Problem | Retype all of the entries word for word.
╭─ Data extract
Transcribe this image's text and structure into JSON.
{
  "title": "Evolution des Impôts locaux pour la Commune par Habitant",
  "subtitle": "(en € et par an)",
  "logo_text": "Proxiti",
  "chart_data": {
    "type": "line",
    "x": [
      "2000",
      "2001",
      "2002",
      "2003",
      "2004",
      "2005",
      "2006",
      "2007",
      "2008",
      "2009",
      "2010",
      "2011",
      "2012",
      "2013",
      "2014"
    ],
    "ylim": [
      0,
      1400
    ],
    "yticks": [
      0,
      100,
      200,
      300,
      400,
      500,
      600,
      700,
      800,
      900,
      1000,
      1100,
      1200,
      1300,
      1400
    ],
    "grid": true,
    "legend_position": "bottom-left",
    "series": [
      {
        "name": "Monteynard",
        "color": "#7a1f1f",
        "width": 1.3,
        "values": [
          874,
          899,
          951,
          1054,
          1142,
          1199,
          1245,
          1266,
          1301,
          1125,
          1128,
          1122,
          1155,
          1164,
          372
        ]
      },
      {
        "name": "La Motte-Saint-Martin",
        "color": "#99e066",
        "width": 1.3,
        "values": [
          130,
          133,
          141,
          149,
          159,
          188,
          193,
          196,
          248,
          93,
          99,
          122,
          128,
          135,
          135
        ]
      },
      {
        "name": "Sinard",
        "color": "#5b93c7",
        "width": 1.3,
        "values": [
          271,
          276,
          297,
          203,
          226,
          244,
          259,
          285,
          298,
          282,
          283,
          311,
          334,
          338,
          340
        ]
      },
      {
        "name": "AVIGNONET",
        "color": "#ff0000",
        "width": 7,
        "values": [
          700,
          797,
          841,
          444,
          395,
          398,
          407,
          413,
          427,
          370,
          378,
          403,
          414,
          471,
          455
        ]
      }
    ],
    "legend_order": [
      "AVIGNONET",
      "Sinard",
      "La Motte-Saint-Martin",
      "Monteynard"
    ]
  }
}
╰─
The response |
Transcribe this image's text and structure into JSON.
{
  "title": "Evolution des Impôts locaux pour la Commune par Habitant",
  "subtitle": "(en € et par an)",
  "logo_text": "Proxiti",
  "chart_data": {
    "type": "line",
    "x": [
      "2000",
      "2001",
      "2002",
      "2003",
      "2004",
      "2005",
      "2006",
      "2007",
      "2008",
      "2009",
      "2010",
      "2011",
      "2012",
      "2013",
      "2014"
    ],
    "ylim": [
      0,
      1400
    ],
    "yticks": [
      0,
      100,
      200,
      300,
      400,
      500,
      600,
      700,
      800,
      900,
      1000,
      1100,
      1200,
      1300,
      1400
    ],
    "grid": true,
    "legend_position": "bottom-left",
    "series": [
      {
        "name": "Monteynard",
        "color": "#7a1f1f",
        "width": 1.3,
        "values": [
          874,
          899,
          951,
          1054,
          1142,
          1199,
          1245,
          1266,
          1301,
          1125,
          1128,
          1122,
          1155,
          1164,
          372
        ]
      },
      {
        "name": "La Motte-Saint-Martin",
        "color": "#99e066",
        "width": 1.3,
        "values": [
          130,
          133,
          141,
          149,
          159,
          188,
          193,
          196,
          248,
          93,
          99,
          122,
          128,
          135,
          135
        ]
      },
      {
        "name": "Sinard",
        "color": "#5b93c7",
        "width": 1.3,
        "values": [
          271,
          276,
          297,
          203,
          226,
          244,
          259,
          285,
          298,
          282,
          283,
          311,
          334,
          338,
          340
        ]
      },
      {
        "name": "AVIGNONET",
        "color": "#ff0000",
        "width": 7,
        "values": [
          700,
          797,
          841,
          444,
          395,
          398,
          407,
          413,
          427,
          370,
          378,
          403,
          414,
          471,
          455
        ]
      }
    ],
    "legend_order": [
      "AVIGNONET",
      "Sinard",
      "La Motte-Saint-Martin",
      "Monteynard"
    ]
  }
}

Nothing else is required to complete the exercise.